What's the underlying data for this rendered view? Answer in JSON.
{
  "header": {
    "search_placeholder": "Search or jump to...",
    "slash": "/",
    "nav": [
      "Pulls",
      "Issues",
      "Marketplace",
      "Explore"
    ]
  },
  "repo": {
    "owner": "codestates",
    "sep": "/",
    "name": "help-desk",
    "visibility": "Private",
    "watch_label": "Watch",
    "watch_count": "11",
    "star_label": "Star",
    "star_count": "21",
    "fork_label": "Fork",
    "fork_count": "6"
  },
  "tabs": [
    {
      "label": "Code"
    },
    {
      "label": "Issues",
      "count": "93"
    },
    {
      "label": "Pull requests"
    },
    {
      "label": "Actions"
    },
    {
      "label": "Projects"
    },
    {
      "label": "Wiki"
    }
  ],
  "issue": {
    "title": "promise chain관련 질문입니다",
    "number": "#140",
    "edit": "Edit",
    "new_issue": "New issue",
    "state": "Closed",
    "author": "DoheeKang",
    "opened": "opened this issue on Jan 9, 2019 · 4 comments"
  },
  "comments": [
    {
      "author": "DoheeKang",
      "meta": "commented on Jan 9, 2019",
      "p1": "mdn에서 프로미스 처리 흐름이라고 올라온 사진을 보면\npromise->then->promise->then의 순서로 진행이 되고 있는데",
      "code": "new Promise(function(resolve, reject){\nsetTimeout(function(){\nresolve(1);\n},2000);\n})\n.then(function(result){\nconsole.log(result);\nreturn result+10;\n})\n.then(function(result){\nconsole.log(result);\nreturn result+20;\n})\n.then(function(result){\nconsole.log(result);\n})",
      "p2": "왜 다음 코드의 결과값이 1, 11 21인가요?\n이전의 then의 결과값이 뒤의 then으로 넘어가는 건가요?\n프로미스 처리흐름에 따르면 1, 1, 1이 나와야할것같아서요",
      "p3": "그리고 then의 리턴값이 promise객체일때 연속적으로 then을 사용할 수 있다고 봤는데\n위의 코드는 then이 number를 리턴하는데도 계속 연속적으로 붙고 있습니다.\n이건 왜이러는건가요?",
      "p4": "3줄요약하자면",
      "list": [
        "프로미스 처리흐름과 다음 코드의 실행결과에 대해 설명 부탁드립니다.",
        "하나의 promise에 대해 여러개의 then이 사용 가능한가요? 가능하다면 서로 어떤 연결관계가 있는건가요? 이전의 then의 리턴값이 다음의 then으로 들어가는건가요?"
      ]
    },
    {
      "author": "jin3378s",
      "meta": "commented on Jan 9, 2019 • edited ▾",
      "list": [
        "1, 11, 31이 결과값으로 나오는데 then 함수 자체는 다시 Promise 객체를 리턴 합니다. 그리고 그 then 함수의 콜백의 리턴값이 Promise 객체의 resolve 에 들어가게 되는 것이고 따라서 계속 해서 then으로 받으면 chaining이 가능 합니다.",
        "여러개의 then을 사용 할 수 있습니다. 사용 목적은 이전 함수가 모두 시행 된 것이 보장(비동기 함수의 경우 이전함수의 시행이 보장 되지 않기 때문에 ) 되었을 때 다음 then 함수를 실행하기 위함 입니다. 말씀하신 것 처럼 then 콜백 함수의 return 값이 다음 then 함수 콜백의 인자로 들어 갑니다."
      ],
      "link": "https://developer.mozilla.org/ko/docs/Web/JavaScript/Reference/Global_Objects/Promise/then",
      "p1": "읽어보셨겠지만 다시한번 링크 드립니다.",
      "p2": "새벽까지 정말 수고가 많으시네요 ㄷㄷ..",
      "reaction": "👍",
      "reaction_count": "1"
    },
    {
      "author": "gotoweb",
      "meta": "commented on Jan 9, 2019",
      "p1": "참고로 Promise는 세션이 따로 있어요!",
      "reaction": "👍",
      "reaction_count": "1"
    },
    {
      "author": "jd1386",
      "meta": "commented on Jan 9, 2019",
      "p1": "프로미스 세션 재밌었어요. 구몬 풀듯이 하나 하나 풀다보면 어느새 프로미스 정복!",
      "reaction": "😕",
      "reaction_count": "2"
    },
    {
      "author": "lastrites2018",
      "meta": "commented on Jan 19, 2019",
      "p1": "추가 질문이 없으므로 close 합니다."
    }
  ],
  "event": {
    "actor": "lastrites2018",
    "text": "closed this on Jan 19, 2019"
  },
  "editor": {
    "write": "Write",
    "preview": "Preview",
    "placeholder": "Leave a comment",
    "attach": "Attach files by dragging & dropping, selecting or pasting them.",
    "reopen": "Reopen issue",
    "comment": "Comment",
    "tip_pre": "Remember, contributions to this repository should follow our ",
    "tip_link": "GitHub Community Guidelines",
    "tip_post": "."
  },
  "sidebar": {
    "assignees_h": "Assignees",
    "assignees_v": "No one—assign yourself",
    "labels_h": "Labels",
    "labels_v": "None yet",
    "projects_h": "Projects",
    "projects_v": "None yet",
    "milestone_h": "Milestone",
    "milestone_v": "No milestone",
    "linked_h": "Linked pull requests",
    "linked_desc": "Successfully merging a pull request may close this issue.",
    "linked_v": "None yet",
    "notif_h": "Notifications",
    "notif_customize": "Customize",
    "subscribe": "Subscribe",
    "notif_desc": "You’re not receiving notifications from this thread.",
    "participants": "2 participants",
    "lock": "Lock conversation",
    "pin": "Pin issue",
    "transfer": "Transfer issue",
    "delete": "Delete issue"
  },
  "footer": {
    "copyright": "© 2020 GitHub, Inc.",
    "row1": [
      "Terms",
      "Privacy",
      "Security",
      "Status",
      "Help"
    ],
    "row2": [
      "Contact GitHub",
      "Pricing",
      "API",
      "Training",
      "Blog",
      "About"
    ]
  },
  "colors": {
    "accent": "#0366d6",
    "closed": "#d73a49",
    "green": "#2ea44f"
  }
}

....................

→ Directions
Pull out each line of the records holding the string "None".

→ Written answer
    "labels_v": "None yet",
    "projects_v": "None yet",
    "linked_v": "None yet",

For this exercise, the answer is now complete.